### TASK TO COMPLETE
Pictures do not belong in the copy; restate the records below word for word.

Lines of data
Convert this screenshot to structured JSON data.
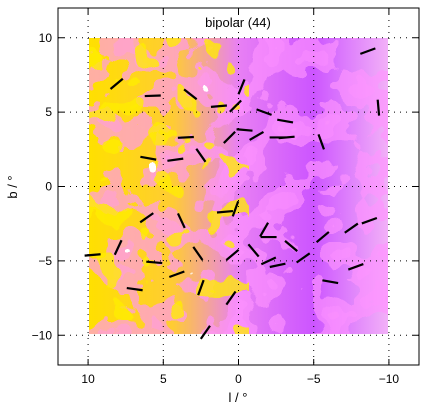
{
  "chart_data": {
    "type": "heatmap",
    "title": "bipolar (44)",
    "xlabel": "l / °",
    "ylabel": "b / °",
    "xlim": [
      12,
      -12
    ],
    "ylim": [
      -12,
      12
    ],
    "x_ticks": [
      10,
      5,
      0,
      -5,
      -10
    ],
    "x_tick_labels": [
      "10",
      "5",
      "0",
      "−5",
      "−10"
    ],
    "y_ticks": [
      10,
      5,
      0,
      -5,
      -10
    ],
    "y_tick_labels": [
      "10",
      "5",
      "0",
      "−5",
      "−10"
    ],
    "grid": true,
    "legend": "none",
    "field_extent": {
      "l": [
        10,
        -10
      ],
      "b": [
        -10,
        10
      ]
    },
    "colormap": [
      "#ffffff",
      "#f2b0f8",
      "#e880f4",
      "#cc55ff",
      "#ee44ee",
      "#ffd98a",
      "#ffb400",
      "#ffe000"
    ],
    "vector_color": "#000000",
    "vectors": [
      {
        "l": 8.1,
        "b": 6.9,
        "angle": 40
      },
      {
        "l": 5.7,
        "b": 6.1,
        "angle": 2
      },
      {
        "l": 3.2,
        "b": 6.2,
        "angle": -38
      },
      {
        "l": 1.3,
        "b": 5.4,
        "angle": 5
      },
      {
        "l": -0.2,
        "b": 6.7,
        "angle": 68
      },
      {
        "l": 0.2,
        "b": 5.4,
        "angle": 45
      },
      {
        "l": -1.7,
        "b": 5.0,
        "angle": -20
      },
      {
        "l": -3.1,
        "b": 4.4,
        "angle": -10
      },
      {
        "l": -8.6,
        "b": 9.1,
        "angle": 20
      },
      {
        "l": -9.3,
        "b": 5.3,
        "angle": -85
      },
      {
        "l": 3.5,
        "b": 3.3,
        "angle": 3
      },
      {
        "l": 0.6,
        "b": 3.3,
        "angle": 45
      },
      {
        "l": -0.4,
        "b": 3.8,
        "angle": -5
      },
      {
        "l": -1.2,
        "b": 3.4,
        "angle": 30
      },
      {
        "l": -2.6,
        "b": 3.3,
        "angle": 0
      },
      {
        "l": -3.2,
        "b": 3.3,
        "angle": 5
      },
      {
        "l": -5.5,
        "b": 3.0,
        "angle": -70
      },
      {
        "l": 6.0,
        "b": 1.9,
        "angle": -10
      },
      {
        "l": 4.2,
        "b": 1.8,
        "angle": 8
      },
      {
        "l": 2.5,
        "b": 2.1,
        "angle": -55
      },
      {
        "l": 6.1,
        "b": -2.1,
        "angle": 35
      },
      {
        "l": 3.8,
        "b": -2.3,
        "angle": -65
      },
      {
        "l": 0.9,
        "b": -1.7,
        "angle": 5
      },
      {
        "l": 0.2,
        "b": -1.5,
        "angle": 70
      },
      {
        "l": -1.7,
        "b": -2.9,
        "angle": 60
      },
      {
        "l": -2.0,
        "b": -3.4,
        "angle": 0
      },
      {
        "l": -3.5,
        "b": -4.0,
        "angle": -40
      },
      {
        "l": -5.6,
        "b": -3.4,
        "angle": 40
      },
      {
        "l": -7.5,
        "b": -2.8,
        "angle": 35
      },
      {
        "l": -8.7,
        "b": -2.3,
        "angle": 20
      },
      {
        "l": 8.0,
        "b": -4.1,
        "angle": 65
      },
      {
        "l": 0.4,
        "b": -4.6,
        "angle": 40
      },
      {
        "l": -1.0,
        "b": -4.3,
        "angle": -50
      },
      {
        "l": -2.0,
        "b": -5.0,
        "angle": 25
      },
      {
        "l": -2.6,
        "b": -5.3,
        "angle": 12
      },
      {
        "l": -4.3,
        "b": -4.8,
        "angle": 35
      },
      {
        "l": 9.7,
        "b": -4.6,
        "angle": 5
      },
      {
        "l": 5.6,
        "b": -5.1,
        "angle": -5
      },
      {
        "l": 4.1,
        "b": -5.9,
        "angle": 20
      },
      {
        "l": 2.7,
        "b": -4.5,
        "angle": -55
      },
      {
        "l": 6.9,
        "b": -6.9,
        "angle": -8
      },
      {
        "l": 2.5,
        "b": -6.8,
        "angle": 70
      },
      {
        "l": 0.5,
        "b": -7.5,
        "angle": 55
      },
      {
        "l": -6.1,
        "b": -6.4,
        "angle": -10
      },
      {
        "l": -7.8,
        "b": -5.4,
        "angle": 20
      },
      {
        "l": 2.2,
        "b": -9.8,
        "angle": 55
      }
    ]
  }
}
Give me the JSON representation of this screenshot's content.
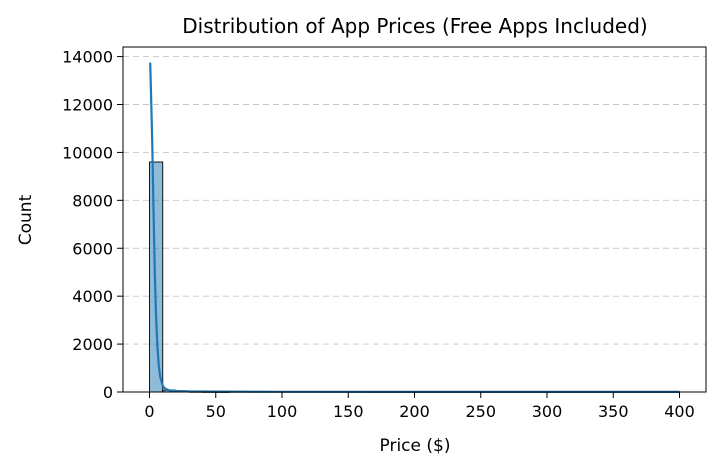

### TASK ANSWER
Convert this screenshot to structured JSON data.
{
  "chart_data": {
    "type": "heatmap",
    "title": "bipolar (44)",
    "xlabel": "l / °",
    "ylabel": "b / °",
    "xlim": [
      12,
      -12
    ],
    "ylim": [
      -12,
      12
    ],
    "x_ticks": [
      10,
      5,
      0,
      -5,
      -10
    ],
    "x_tick_labels": [
      "10",
      "5",
      "0",
      "−5",
      "−10"
    ],
    "y_ticks": [
      10,
      5,
      0,
      -5,
      -10
    ],
    "y_tick_labels": [
      "10",
      "5",
      "0",
      "−5",
      "−10"
    ],
    "grid": true,
    "legend": "none",
    "field_extent": {
      "l": [
        10,
        -10
      ],
      "b": [
        -10,
        10
      ]
    },
    "colormap": [
      "#ffffff",
      "#f2b0f8",
      "#e880f4",
      "#cc55ff",
      "#ee44ee",
      "#ffd98a",
      "#ffb400",
      "#ffe000"
    ],
    "vector_color": "#000000",
    "vectors": [
      {
        "l": 8.1,
        "b": 6.9,
        "angle": 40
      },
      {
        "l": 5.7,
        "b": 6.1,
        "angle": 2
      },
      {
        "l": 3.2,
        "b": 6.2,
        "angle": -38
      },
      {
        "l": 1.3,
        "b": 5.4,
        "angle": 5
      },
      {
        "l": -0.2,
        "b": 6.7,
        "angle": 68
      },
      {
        "l": 0.2,
        "b": 5.4,
        "angle": 45
      },
      {
        "l": -1.7,
        "b": 5.0,
        "angle": -20
      },
      {
        "l": -3.1,
        "b": 4.4,
        "angle": -10
      },
      {
        "l": -8.6,
        "b": 9.1,
        "angle": 20
      },
      {
        "l": -9.3,
        "b": 5.3,
        "angle": -85
      },
      {
        "l": 3.5,
        "b": 3.3,
        "angle": 3
      },
      {
        "l": 0.6,
        "b": 3.3,
        "angle": 45
      },
      {
        "l": -0.4,
        "b": 3.8,
        "angle": -5
      },
      {
        "l": -1.2,
        "b": 3.4,
        "angle": 30
      },
      {
        "l": -2.6,
        "b": 3.3,
        "angle": 0
      },
      {
        "l": -3.2,
        "b": 3.3,
        "angle": 5
      },
      {
        "l": -5.5,
        "b": 3.0,
        "angle": -70
      },
      {
        "l": 6.0,
        "b": 1.9,
        "angle": -10
      },
      {
        "l": 4.2,
        "b": 1.8,
        "angle": 8
      },
      {
        "l": 2.5,
        "b": 2.1,
        "angle": -55
      },
      {
        "l": 6.1,
        "b": -2.1,
        "angle": 35
      },
      {
        "l": 3.8,
        "b": -2.3,
        "angle": -65
      },
      {
        "l": 0.9,
        "b": -1.7,
        "angle": 5
      },
      {
        "l": 0.2,
        "b": -1.5,
        "angle": 70
      },
      {
        "l": -1.7,
        "b": -2.9,
        "angle": 60
      },
      {
        "l": -2.0,
        "b": -3.4,
        "angle": 0
      },
      {
        "l": -3.5,
        "b": -4.0,
        "angle": -40
      },
      {
        "l": -5.6,
        "b": -3.4,
        "angle": 40
      },
      {
        "l": -7.5,
        "b": -2.8,
        "angle": 35
      },
      {
        "l": -8.7,
        "b": -2.3,
        "angle": 20
      },
      {
        "l": 8.0,
        "b": -4.1,
        "angle": 65
      },
      {
        "l": 0.4,
        "b": -4.6,
        "angle": 40
      },
      {
        "l": -1.0,
        "b": -4.3,
        "angle": -50
      },
      {
        "l": -2.0,
        "b": -5.0,
        "angle": 25
      },
      {
        "l": -2.6,
        "b": -5.3,
        "angle": 12
      },
      {
        "l": -4.3,
        "b": -4.8,
        "angle": 35
      },
      {
        "l": 9.7,
        "b": -4.6,
        "angle": 5
      },
      {
        "l": 5.6,
        "b": -5.1,
        "angle": -5
      },
      {
        "l": 4.1,
        "b": -5.9,
        "angle": 20
      },
      {
        "l": 2.7,
        "b": -4.5,
        "angle": -55
      },
      {
        "l": 6.9,
        "b": -6.9,
        "angle": -8
      },
      {
        "l": 2.5,
        "b": -6.8,
        "angle": 70
      },
      {
        "l": 0.5,
        "b": -7.5,
        "angle": 55
      },
      {
        "l": -6.1,
        "b": -6.4,
        "angle": -10
      },
      {
        "l": -7.8,
        "b": -5.4,
        "angle": 20
      },
      {
        "l": 2.2,
        "b": -9.8,
        "angle": 55
      }
    ]
  }
}
Give me the JSON representation of this screenshot's content.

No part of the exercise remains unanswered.